* Data items *
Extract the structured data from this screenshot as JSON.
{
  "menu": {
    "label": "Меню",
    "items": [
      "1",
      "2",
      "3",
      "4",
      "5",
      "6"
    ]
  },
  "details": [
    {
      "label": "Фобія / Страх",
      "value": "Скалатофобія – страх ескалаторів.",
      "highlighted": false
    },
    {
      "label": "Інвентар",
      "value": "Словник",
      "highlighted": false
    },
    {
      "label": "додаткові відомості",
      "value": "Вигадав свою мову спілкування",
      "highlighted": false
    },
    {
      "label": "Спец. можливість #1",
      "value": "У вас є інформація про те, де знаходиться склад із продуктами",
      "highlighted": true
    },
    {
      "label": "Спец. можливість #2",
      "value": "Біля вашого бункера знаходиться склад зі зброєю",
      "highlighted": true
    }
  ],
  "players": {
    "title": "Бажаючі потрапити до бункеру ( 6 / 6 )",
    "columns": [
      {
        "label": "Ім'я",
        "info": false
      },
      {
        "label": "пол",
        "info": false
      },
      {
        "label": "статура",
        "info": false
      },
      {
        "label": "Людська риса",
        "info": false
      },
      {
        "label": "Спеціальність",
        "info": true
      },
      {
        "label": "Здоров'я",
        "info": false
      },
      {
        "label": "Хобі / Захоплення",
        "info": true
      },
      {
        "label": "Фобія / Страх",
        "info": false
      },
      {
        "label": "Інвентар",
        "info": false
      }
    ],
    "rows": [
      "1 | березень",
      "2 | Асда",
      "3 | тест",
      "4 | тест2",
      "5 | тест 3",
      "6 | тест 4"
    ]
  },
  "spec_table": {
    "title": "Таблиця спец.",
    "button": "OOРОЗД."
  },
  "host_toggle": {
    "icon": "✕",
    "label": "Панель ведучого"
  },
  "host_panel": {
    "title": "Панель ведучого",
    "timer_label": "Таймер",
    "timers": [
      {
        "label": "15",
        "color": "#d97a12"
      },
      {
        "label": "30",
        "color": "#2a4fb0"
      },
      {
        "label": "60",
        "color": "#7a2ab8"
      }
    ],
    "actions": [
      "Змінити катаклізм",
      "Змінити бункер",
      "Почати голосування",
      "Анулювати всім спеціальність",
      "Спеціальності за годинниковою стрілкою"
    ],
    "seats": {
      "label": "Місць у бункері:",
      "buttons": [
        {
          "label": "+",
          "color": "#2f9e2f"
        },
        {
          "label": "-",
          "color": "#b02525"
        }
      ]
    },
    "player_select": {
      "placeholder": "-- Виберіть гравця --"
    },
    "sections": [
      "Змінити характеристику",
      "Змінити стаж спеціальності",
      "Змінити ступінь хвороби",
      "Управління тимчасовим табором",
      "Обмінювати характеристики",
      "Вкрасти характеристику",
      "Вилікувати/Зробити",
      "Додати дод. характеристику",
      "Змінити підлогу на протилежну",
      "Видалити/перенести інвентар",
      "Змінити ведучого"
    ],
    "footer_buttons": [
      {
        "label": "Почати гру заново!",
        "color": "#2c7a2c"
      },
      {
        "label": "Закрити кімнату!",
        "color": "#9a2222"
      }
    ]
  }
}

* WHAT YOU SHOULD DO *
Give back only a number, the number of lines where the string "color" occurs.

* COMPLETE RESPONSE *
7